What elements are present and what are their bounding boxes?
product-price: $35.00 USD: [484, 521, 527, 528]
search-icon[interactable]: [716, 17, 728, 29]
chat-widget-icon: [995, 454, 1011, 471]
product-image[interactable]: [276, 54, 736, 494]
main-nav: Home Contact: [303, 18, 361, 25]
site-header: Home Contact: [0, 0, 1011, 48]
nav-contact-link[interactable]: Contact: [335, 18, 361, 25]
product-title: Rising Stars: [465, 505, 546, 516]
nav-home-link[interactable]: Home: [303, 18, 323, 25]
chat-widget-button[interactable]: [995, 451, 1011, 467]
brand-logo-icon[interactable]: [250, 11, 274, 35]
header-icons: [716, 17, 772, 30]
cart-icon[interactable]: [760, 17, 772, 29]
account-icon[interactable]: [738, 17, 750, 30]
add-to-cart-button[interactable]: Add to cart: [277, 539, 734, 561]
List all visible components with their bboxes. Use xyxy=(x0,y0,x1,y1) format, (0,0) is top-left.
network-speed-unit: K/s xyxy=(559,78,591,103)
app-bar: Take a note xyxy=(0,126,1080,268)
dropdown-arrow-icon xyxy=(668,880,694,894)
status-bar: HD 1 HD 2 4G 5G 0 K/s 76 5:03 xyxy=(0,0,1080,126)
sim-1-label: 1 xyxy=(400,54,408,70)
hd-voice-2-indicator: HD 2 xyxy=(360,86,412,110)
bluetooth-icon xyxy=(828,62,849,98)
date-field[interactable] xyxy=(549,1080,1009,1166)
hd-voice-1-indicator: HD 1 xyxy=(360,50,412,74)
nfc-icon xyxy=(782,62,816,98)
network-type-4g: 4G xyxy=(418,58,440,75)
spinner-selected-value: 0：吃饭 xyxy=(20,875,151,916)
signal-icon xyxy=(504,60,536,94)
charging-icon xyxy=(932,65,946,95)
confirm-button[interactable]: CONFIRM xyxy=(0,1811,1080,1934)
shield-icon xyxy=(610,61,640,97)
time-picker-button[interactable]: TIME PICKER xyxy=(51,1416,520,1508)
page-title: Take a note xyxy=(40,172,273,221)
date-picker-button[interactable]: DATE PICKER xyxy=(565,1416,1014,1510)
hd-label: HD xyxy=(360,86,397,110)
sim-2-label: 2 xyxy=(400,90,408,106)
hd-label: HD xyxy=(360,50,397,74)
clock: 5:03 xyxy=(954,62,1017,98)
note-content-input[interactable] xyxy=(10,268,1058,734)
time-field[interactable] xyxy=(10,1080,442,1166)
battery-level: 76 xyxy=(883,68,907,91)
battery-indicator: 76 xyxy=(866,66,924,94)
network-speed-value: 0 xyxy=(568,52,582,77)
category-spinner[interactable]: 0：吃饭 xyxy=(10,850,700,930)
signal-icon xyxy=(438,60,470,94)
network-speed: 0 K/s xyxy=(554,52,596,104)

PROBLEM STATEMENT
Set down every line of the entries above, character for character, without changing anything.

RESULT OF THE EXERCISE
What elements are present and what are their bounding boxes?
product-price: $35.00 USD: [484, 521, 527, 528]
search-icon[interactable]: [716, 17, 728, 29]
chat-widget-icon: [995, 454, 1011, 471]
product-image[interactable]: [276, 54, 736, 494]
main-nav: Home Contact: [303, 18, 361, 25]
site-header: Home Contact: [0, 0, 1011, 48]
nav-contact-link[interactable]: Contact: [335, 18, 361, 25]
product-title: Rising Stars: [465, 505, 546, 516]
nav-home-link[interactable]: Home: [303, 18, 323, 25]
chat-widget-button[interactable]: [995, 451, 1011, 467]
brand-logo-icon[interactable]: [250, 11, 274, 35]
header-icons: [716, 17, 772, 30]
cart-icon[interactable]: [760, 17, 772, 29]
account-icon[interactable]: [738, 17, 750, 30]
add-to-cart-button[interactable]: Add to cart: [277, 539, 734, 561]
List all visible components with their bboxes. Use xyxy=(x0,y0,x1,y1) format, (0,0) is top-left.
network-speed-unit: K/s xyxy=(559,78,591,103)
app-bar: Take a note xyxy=(0,126,1080,268)
dropdown-arrow-icon xyxy=(668,880,694,894)
status-bar: HD 1 HD 2 4G 5G 0 K/s 76 5:03 xyxy=(0,0,1080,126)
sim-1-label: 1 xyxy=(400,54,408,70)
hd-voice-2-indicator: HD 2 xyxy=(360,86,412,110)
bluetooth-icon xyxy=(828,62,849,98)
date-field[interactable] xyxy=(549,1080,1009,1166)
hd-voice-1-indicator: HD 1 xyxy=(360,50,412,74)
nfc-icon xyxy=(782,62,816,98)
network-type-4g: 4G xyxy=(418,58,440,75)
spinner-selected-value: 0：吃饭 xyxy=(20,875,151,916)
signal-icon xyxy=(504,60,536,94)
charging-icon xyxy=(932,65,946,95)
confirm-button[interactable]: CONFIRM xyxy=(0,1811,1080,1934)
shield-icon xyxy=(610,61,640,97)
time-picker-button[interactable]: TIME PICKER xyxy=(51,1416,520,1508)
page-title: Take a note xyxy=(40,172,273,221)
date-picker-button[interactable]: DATE PICKER xyxy=(565,1416,1014,1510)
hd-label: HD xyxy=(360,86,397,110)
sim-2-label: 2 xyxy=(400,90,408,106)
hd-label: HD xyxy=(360,50,397,74)
clock: 5:03 xyxy=(954,62,1017,98)
note-content-input[interactable] xyxy=(10,268,1058,734)
time-field[interactable] xyxy=(10,1080,442,1166)
battery-level: 76 xyxy=(883,68,907,91)
battery-indicator: 76 xyxy=(866,66,924,94)
network-speed-value: 0 xyxy=(568,52,582,77)
category-spinner[interactable]: 0：吃饭 xyxy=(10,850,700,930)
signal-icon xyxy=(438,60,470,94)
network-speed: 0 K/s xyxy=(554,52,596,104)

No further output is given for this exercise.